=== Belge alıntısı ===
----
Verdiği okuma aşkı görkemiyle yarışan, kadraja sığamayıp tavana kadar zarafetle yükselen kitaplıklar ve onlara özenle yerleştirilmiş kitaplarla dolu kütüphanelerin bulunduğu birkaç sinema karesi hatırlamaya çalışalım. Odayı alabildiğince aydınlatan ve harikulade bir manzaraya açılan geniş pencere, en az bir tane en rahatından tek kişilik koltuk, bir okuma masası da bulunsun…

Özet tasvirle andığımız ve kütüphane gördüğü anda okuma azmiyle dolanları kendinden geçiren bu manzara, tarihî (dönem, savaş) ve klasik uyarlama filmler seyretmekten hoşlananlar için son derece tanıdık. Ama bu filmler bizim sinemamıza dâhil değil elbette.

İç imrenilesi kütüphanelerle dolu filmler için, maharetli sanat yönetmenlerinin zenginleştirdiği, ticari kaygıyı umursamadığı belli olan, Batı’nın 80’ler ve 90’lar sinemasını gözden geçirmek yeterli olur. En yakın elli yıl öncesinden bahsediyor bile olsa döneme dair algıyı pekiştirmek için, replikler ve dekor kitap fonksiyonuyla desteklenir ve bizi en az bir kere kitap/kütüphane sahnesiyle buluşturur. Bu en dolaysız haliyle kişisel okumalara dair birkaç gönderme ya da evdeki kütüphane olur. Kapı tıklatmanın ya da bir seslenişin böldüğü okuma sahneleri, herhangi bir yazar, şair ya da eser için yapılan edebî sohbetler ve muhatabına yönelik göndermeler alışıldık kesitlerdir. Klasiklerden uyarlama dönem filmlerini izlemeyi sevenler bilirler; kitap ya da kütüphane olmasa o film eksik kalır. Hatta öylesi filmler tatsızdır.
----
=== İstenen ===
Filmlerdeki kütüphaneler üzerine yukarıdaki yazıdan "İç imrenilesi kütüphanelerle" ile "öylesi filmler tatsızdır." arasındaki bölümü, bu iki ifade de dâhil olmak üzere, hiçbir değişiklik yapmadan yaz.

=== Veri kesiti ===
----
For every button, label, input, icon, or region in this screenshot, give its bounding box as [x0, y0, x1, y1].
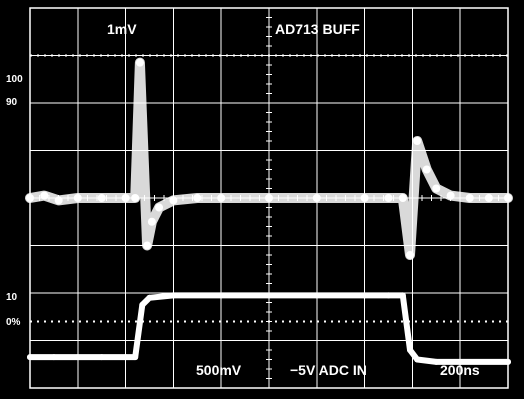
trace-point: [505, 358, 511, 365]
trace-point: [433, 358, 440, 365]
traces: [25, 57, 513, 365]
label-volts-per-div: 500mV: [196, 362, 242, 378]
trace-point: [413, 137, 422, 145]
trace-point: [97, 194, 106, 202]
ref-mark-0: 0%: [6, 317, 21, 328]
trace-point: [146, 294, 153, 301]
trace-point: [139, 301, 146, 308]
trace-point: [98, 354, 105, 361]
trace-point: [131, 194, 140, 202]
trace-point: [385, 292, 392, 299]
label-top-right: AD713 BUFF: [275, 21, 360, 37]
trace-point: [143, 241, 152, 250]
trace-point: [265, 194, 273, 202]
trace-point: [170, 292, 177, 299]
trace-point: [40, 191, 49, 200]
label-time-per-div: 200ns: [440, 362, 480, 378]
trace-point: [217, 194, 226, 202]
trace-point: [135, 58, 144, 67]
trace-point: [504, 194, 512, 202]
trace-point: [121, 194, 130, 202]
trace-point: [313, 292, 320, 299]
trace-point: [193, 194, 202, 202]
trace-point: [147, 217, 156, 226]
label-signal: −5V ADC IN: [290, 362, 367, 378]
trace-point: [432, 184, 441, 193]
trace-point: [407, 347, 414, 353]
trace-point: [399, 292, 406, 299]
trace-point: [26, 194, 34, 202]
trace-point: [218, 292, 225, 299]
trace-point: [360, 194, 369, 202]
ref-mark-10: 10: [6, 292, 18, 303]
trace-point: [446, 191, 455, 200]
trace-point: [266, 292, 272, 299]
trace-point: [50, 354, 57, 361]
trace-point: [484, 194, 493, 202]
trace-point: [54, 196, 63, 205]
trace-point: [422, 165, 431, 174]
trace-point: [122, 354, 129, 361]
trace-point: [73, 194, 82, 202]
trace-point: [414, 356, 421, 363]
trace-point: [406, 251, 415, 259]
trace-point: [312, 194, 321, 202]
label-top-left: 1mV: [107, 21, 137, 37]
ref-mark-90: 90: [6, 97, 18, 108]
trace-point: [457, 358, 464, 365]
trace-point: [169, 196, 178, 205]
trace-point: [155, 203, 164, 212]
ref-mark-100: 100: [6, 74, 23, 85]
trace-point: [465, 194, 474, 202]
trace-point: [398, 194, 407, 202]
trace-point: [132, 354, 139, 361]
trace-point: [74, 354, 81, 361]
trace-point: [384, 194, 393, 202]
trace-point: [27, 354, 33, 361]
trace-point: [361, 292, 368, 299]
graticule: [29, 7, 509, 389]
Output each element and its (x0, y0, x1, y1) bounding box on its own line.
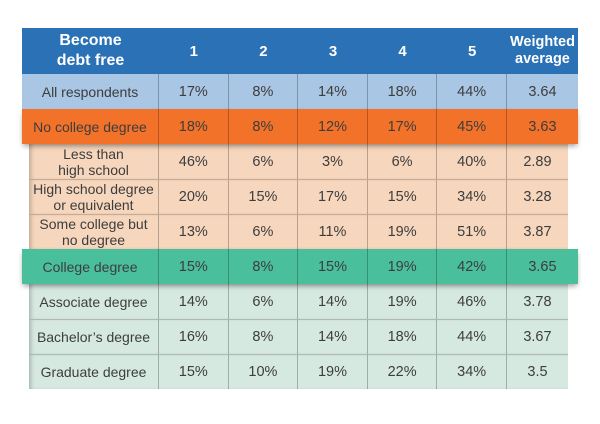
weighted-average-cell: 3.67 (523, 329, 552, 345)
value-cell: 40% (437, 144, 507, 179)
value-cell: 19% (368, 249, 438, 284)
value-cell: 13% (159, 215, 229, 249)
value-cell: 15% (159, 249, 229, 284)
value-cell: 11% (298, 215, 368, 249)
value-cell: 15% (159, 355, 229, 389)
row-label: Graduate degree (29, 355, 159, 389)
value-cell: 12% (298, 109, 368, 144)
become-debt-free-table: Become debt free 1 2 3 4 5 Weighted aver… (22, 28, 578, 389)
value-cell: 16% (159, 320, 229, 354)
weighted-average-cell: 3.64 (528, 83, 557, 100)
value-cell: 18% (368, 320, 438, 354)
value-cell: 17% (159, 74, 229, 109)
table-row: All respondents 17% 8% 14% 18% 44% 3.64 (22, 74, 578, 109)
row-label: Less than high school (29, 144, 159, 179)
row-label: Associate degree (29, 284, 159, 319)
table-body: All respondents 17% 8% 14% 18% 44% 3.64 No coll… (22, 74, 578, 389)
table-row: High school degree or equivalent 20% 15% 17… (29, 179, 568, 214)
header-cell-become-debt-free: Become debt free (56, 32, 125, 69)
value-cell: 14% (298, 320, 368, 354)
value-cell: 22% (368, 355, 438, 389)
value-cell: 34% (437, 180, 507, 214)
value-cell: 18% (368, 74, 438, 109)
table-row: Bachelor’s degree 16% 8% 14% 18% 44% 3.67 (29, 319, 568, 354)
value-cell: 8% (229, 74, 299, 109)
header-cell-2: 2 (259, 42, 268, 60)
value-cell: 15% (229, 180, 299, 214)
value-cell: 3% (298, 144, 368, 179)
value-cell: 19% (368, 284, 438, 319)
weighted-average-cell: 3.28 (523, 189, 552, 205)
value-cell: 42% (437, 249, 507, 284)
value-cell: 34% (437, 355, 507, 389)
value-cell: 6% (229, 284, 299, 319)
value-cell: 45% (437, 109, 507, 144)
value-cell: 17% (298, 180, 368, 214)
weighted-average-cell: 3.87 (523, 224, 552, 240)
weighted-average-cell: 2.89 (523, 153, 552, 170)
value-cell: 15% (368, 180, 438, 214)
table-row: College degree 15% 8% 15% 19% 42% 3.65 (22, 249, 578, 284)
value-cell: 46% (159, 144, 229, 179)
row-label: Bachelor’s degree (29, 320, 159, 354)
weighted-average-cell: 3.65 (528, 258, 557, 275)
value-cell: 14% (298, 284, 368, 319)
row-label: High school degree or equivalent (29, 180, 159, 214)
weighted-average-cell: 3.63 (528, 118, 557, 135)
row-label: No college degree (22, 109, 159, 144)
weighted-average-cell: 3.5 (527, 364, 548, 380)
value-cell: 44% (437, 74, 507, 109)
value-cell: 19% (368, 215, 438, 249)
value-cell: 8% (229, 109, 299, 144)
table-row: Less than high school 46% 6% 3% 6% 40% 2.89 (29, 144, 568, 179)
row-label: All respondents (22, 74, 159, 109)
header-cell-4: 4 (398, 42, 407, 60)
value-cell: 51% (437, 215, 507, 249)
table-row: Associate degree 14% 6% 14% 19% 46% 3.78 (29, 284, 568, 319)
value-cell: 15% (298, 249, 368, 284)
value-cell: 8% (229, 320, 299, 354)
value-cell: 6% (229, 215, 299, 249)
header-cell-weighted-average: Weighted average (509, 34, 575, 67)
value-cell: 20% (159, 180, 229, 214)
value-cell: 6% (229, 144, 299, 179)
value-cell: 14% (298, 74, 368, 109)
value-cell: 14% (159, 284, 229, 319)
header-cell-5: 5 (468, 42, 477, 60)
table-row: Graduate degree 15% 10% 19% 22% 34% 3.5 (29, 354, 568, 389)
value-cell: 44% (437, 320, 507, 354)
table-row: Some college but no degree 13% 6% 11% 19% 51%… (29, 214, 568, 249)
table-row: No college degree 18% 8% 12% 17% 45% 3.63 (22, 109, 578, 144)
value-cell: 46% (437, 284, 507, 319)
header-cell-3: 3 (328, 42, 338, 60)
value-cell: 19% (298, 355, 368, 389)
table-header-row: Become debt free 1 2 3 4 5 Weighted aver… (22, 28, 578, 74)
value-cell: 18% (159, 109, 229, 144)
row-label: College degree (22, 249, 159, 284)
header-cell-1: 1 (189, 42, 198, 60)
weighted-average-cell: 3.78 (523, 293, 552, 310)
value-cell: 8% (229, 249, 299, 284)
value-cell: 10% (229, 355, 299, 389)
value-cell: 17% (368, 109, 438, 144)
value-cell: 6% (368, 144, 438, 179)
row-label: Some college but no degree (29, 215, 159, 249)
----
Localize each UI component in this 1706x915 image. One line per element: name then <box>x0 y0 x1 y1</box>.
----
=== Doğru cevap ===
İç imrenilesi kütüphanelerle dolu filmler için, maharetli sanat yönetmenlerinin zenginleştirdiği, ticari kaygıyı umursamadığı belli olan, Batı’nın 80’ler ve 90’lar sinemasını gözden geçirmek yeterli olur. En yakın elli yıl öncesinden bahsediyor bile olsa döneme dair algıyı pekiştirmek için, replikler ve dekor kitap fonksiyonuyla desteklenir ve bizi en az bir kere kitap/kütüphane sahnesiyle buluşturur. Bu en dolaysız haliyle kişisel okumalara dair birkaç gönderme ya da evdeki kütüphane olur. Kapı tıklatmanın ya da bir seslenişin böldüğü okuma sahneleri, herhangi bir yazar, şair ya da eser için yapılan edebî sohbetler ve muhatabına yönelik göndermeler alışıldık kesitlerdir. Klasiklerden uyarlama dönem filmlerini izlemeyi sevenler bilirler; kitap ya da kütüphane olmasa o film eksik kalır. Hatta öylesi filmler tatsızdır.